Begin EXTRACTED TEXT

This mounting bad debt has reduced banks’ willingness and capacity to lend, slowed the growth of credit to less than half of what it was during its heyday a decade ago and locked the entire secondary economy in the jaws of stagnation. Not surprisingly, industrial growth has been stuck at just over 3% for the last five years. This is close to 2% lower than the growth it recorded in the 1960s and 1970s, during the worst period of the closed economy. Judging from the quarterly data collected by the labour ministry, the slowdown in the growth of employment has been equally sharp.

It is in suggesting a remedy for the crisis that North Block is strangely reticent. Both the Economic Survey and the Budget reflect the conviction that the remedy lies in drastically simplifying and speeding up the procedure for declaring firms bankrupt and liquidating their assets. The Survey has likened the Indian economy to the Chakravyuhain the Mahabharata – easy to get into but very hard to get out of. Enabling companies to exit easily will release what Joseph Schumpeter called “the gales of creative destruction,” for it will free land, buildings and other assets for sale, and bring the capital locked in them back into useful circulation. Citing academic studies, the Survey has claimed that this will improve the productivity of capital by 30-40% and trigger an economic revival.

Jaitley has taken his cue from the Economic Survey. In paras 90-94 of his Budget speech he unveiled a spate of measures that will make it easier to set up asset reconstruction companies, to speed up the working of debt recovery tribunals by digitising the collection of information and recapitalise  public sector banks in order to free up the flow of credit.

Persistence of widespread insolvency

It was these announcements that sent the Sensex up by 800 points, the biggest one-day increase in seven years. But as a panacea for economic stagnation they will not suffice, for implicit in them is the belief that investment is going bad mainly because of the greed of investors who borrow too much and therefore run up very high interest costs, and because of cronyism and unprofessionalism in the management of public sector banks.

These are not the only, or even the main, causes of the malaise in the economy. One key indicator is the large number of companies with restructured loans that have once again become insolvent. In 2014-15, 57,000 crore rupees of restructured loans had gone bad, double the amount from the previous year.

The persistence of widespread insolvency despite the restructuring of debt shows that its cause is not episodic but systemic. Every single one of the economy’s problems can be traced back to the very high interest rate regime that has existed, with one short interlude, since 2007. This has drastically reduced demand by discouraging purchases made on instalment plans, including the purchases of housing and office space, automobiles, electronic and digital equipment, and home and office furnishings. These make up almost half of industrial production. It has also caused a collapse of the share market in all but a few sectors and a virtual disappearance of initial public offerings of shares since 2007. Finally, it has forced promoters to rely almost exclusively on bank loans to finance investment just when the cost of borrowing has gone up. This has greatly increased the risk of investment and is responsible for the large scale abandonment of infrastructure and heavy industrial projects that were highlighted in the 2014-15 Economic Survey.

End EXTRACTED TEXT
Begin EXTRACTED ENTRIES

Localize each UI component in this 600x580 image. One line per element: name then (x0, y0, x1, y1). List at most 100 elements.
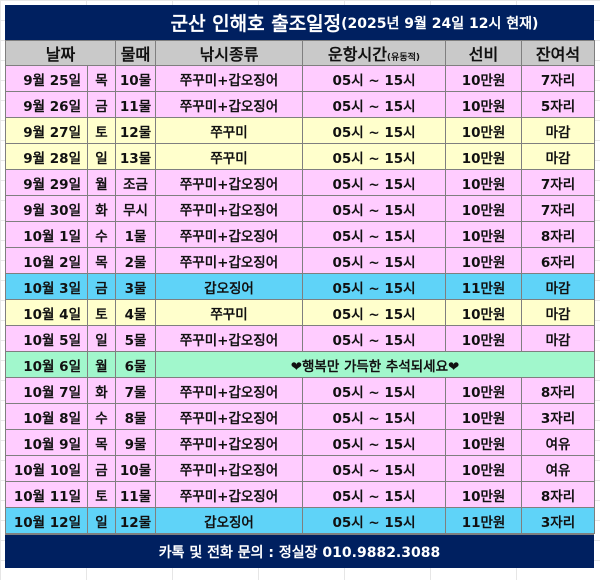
cell-seats: 7자리 (521, 169, 596, 196)
cell-fee: 10만원 (445, 325, 523, 352)
cell-seats: 7자리 (521, 65, 596, 92)
cell-date: 10월 10일 (5, 455, 88, 482)
cell-species: 쭈꾸미+갑오징어 (155, 169, 304, 196)
cell-species: 쭈꾸미+갑오징어 (155, 65, 304, 92)
cell-date: 10월 4일 (5, 299, 88, 326)
header-time-label: 운항시간 (328, 45, 387, 64)
cell-date: 10월 5일 (5, 325, 88, 352)
cell-time: 05시 ~ 15시 (302, 325, 447, 352)
cell-fee: 10만원 (445, 169, 523, 196)
cell-species: 쭈꾸미 (155, 299, 304, 326)
cell-date: 10월 1일 (5, 221, 88, 248)
cell-fee: 10만원 (445, 377, 523, 404)
table-row: 10월 3일 금 3물 갑오징어 05시 ~ 15시 11만원 마감 (5, 273, 596, 300)
cell-fee: 10만원 (445, 65, 523, 92)
cell-fee: 10만원 (445, 481, 523, 508)
table-row: 10월 5일 일 5물 쭈꾸미+갑오징어 05시 ~ 15시 10만원 마감 (5, 325, 596, 352)
cell-day: 토 (86, 481, 117, 508)
cell-tide: 13물 (115, 143, 157, 170)
cell-seats: 마감 (521, 325, 596, 352)
cell-date: 9월 28일 (5, 143, 88, 170)
cell-seats: 3자리 (521, 507, 596, 534)
cell-day: 일 (86, 325, 117, 352)
cell-date: 10월 7일 (5, 377, 88, 404)
cell-seats: 8자리 (521, 481, 596, 508)
contact-footer: 카톡 및 전화 문의 : 정실장 010.9882.3088 (5, 534, 594, 568)
schedule-sheet: 군산 인해호 출조일정 (2025년 9월 24일 12시 현재) 날짜 물때 낚… (4, 5, 596, 568)
cell-time: 05시 ~ 15시 (302, 377, 447, 404)
cell-tide: 9물 (115, 429, 157, 456)
cell-tide: 3물 (115, 273, 157, 300)
cell-fee: 11만원 (445, 273, 523, 300)
cell-day: 목 (86, 65, 117, 92)
cell-seats: 3자리 (521, 403, 596, 430)
cell-seats: 마감 (521, 143, 596, 170)
cell-species: 쭈꾸미+갑오징어 (155, 429, 304, 456)
cell-day: 금 (86, 455, 117, 482)
title-main: 군산 인해호 출조일정 (170, 13, 342, 35)
table-row: 9월 26일 금 11물 쭈꾸미+갑오징어 05시 ~ 15시 10만원 5자리 (5, 91, 596, 118)
cell-day: 월 (86, 351, 117, 378)
cell-tide: 4물 (115, 299, 157, 326)
schedule-table: 날짜 물때 낚시종류 운항시간(유동적) 선비 잔여석 9월 25일 목 10물 쭈꾸… (4, 40, 596, 534)
cell-species: 쭈꾸미 (155, 143, 304, 170)
cell-date: 10월 9일 (5, 429, 88, 456)
cell-day: 토 (86, 299, 117, 326)
table-row: 10월 12일 일 12물 갑오징어 05시 ~ 15시 11만원 3자리 (5, 507, 596, 534)
cell-seats: 8자리 (521, 377, 596, 404)
cell-day: 수 (86, 221, 117, 248)
cell-tide: 8물 (115, 403, 157, 430)
cell-day: 목 (86, 247, 117, 274)
cell-time: 05시 ~ 15시 (302, 481, 447, 508)
header-fee: 선비 (445, 40, 523, 66)
table-row: 9월 30일 화 무시 쭈꾸미+갑오징어 05시 ~ 15시 10만원 7자리 (5, 195, 596, 222)
cell-day: 금 (86, 273, 117, 300)
cell-seats: 여유 (521, 429, 596, 456)
cell-species: 갑오징어 (155, 507, 304, 534)
table-row: 10월 9일 목 9물 쭈꾸미+갑오징어 05시 ~ 15시 10만원 여유 (5, 429, 596, 456)
cell-seats: 마감 (521, 299, 596, 326)
cell-seats: 8자리 (521, 221, 596, 248)
header-time-note: (유동적) (386, 53, 420, 63)
page-title: 군산 인해호 출조일정 (2025년 9월 24일 12시 현재) (5, 5, 594, 40)
cell-date: 9월 26일 (5, 91, 88, 118)
table-row: 9월 27일 토 12물 쭈꾸미 05시 ~ 15시 10만원 마감 (5, 117, 596, 144)
cell-tide: 12물 (115, 117, 157, 144)
cell-day: 금 (86, 91, 117, 118)
cell-date: 9월 27일 (5, 117, 88, 144)
cell-seats: 마감 (521, 117, 596, 144)
cell-fee: 10만원 (445, 195, 523, 222)
cell-seats: 7자리 (521, 195, 596, 222)
cell-time: 05시 ~ 15시 (302, 221, 447, 248)
header-seats: 잔여석 (521, 40, 596, 66)
cell-day: 일 (86, 507, 117, 534)
cell-species: 쭈꾸미+갑오징어 (155, 247, 304, 274)
cell-date: 10월 8일 (5, 403, 88, 430)
cell-date: 9월 25일 (5, 65, 88, 92)
cell-time: 05시 ~ 15시 (302, 507, 447, 534)
cell-date: 9월 30일 (5, 195, 88, 222)
header-tide: 물때 (115, 40, 157, 66)
cell-time: 05시 ~ 15시 (302, 429, 447, 456)
cell-tide: 조금 (115, 169, 157, 196)
cell-tide: 7물 (115, 377, 157, 404)
cell-fee: 10만원 (445, 299, 523, 326)
cell-fee: 10만원 (445, 91, 523, 118)
cell-species: 쭈꾸미+갑오징어 (155, 325, 304, 352)
table-row: 9월 29일 월 조금 쭈꾸미+갑오징어 05시 ~ 15시 10만원 7자리 (5, 169, 596, 196)
cell-fee: 10만원 (445, 221, 523, 248)
cell-day: 화 (86, 377, 117, 404)
cell-fee: 10만원 (445, 143, 523, 170)
cell-time: 05시 ~ 15시 (302, 169, 447, 196)
cell-tide: 1물 (115, 221, 157, 248)
table-row: 9월 25일 목 10물 쭈꾸미+갑오징어 05시 ~ 15시 10만원 7자리 (5, 65, 596, 92)
cell-day: 수 (86, 403, 117, 430)
cell-day: 월 (86, 169, 117, 196)
table-row: 9월 28일 일 13물 쭈꾸미 05시 ~ 15시 10만원 마감 (5, 143, 596, 170)
cell-species: 쭈꾸미+갑오징어 (155, 481, 304, 508)
cell-species: 쭈꾸미+갑오징어 (155, 455, 304, 482)
cell-date: 10월 3일 (5, 273, 88, 300)
cell-species: 쭈꾸미+갑오징어 (155, 221, 304, 248)
cell-species: 쭈꾸미+갑오징어 (155, 377, 304, 404)
table-row: 10월 11일 토 11물 쭈꾸미+갑오징어 05시 ~ 15시 10만원 8자리 (5, 481, 596, 508)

End EXTRACTED ENTRIES

- _EXERCISE REQUIREMENTS_
**a.** In the passage on India's economic slowdown, by how many points did the Sensex rise after the Budget announcements?
**b.** Using the passage on India's economic slowdown, explain why the Economic Survey expects that letting companies exit easily will revive the economy.
**c.** Continue the passage on India's economic slowdown from its last sentence.

- _THE RESPONSES_
**a.** The Sensex rose by 800 points, its biggest one-day increase in seven years.

**b.** Easier exit would free land, buildings and other assets for sale and bring the capital locked in them back into useful circulation. The Survey cites academic studies claiming this would raise the productivity of capital by 30-40% and trigger an economic revival.

**c.**
The interest rate quagmire

Jaitley has urged the Reserve Bank of India (RBI) to lower interest rates on several occasions, and in July his chief economic adviser, Arvind Subramaniam, wrote an article in The Indian Express arguing that the cost of living index is no longer a satisfactory measure of inflation and urged the use of the GDP deflator instead. It is thus surprising that Jaitley did not say anything in his Budget speech about lowering interest rates, a point left out in the Economic Survey too.

This may be out of respect for the RBI’s autonomy in determining monetary policy. But central bank chief Raghuram Rajan has shown no inclination to lower the interest rate so far as he believes, with the cost of living index still averaging 5%, the RBI’s current policy rates – ranging 7.75-5.75% – are already low enough in real terms not to merit much further reduction. Additionally, he firmly believes that most of the problems of industry can be traced back to the mistakes of the promoters, who “do not have a divine right to stay in charge regardless of how badly they mismanage an enterprise, nor … have the right to use the banking system to recapitalize their failed ventures”.

But the RBI’s policy rates do not reflect the actual cost of borrowing. Today the average borrowing rate, including various bank charges, is over 11%. With inflation, measured by the GDP deflator, close to zero the real rate of interest for borrowers is prohibitive. Till it is brought down, and that too very sharply, there is no possibility of a revival of investment and an economic recovery.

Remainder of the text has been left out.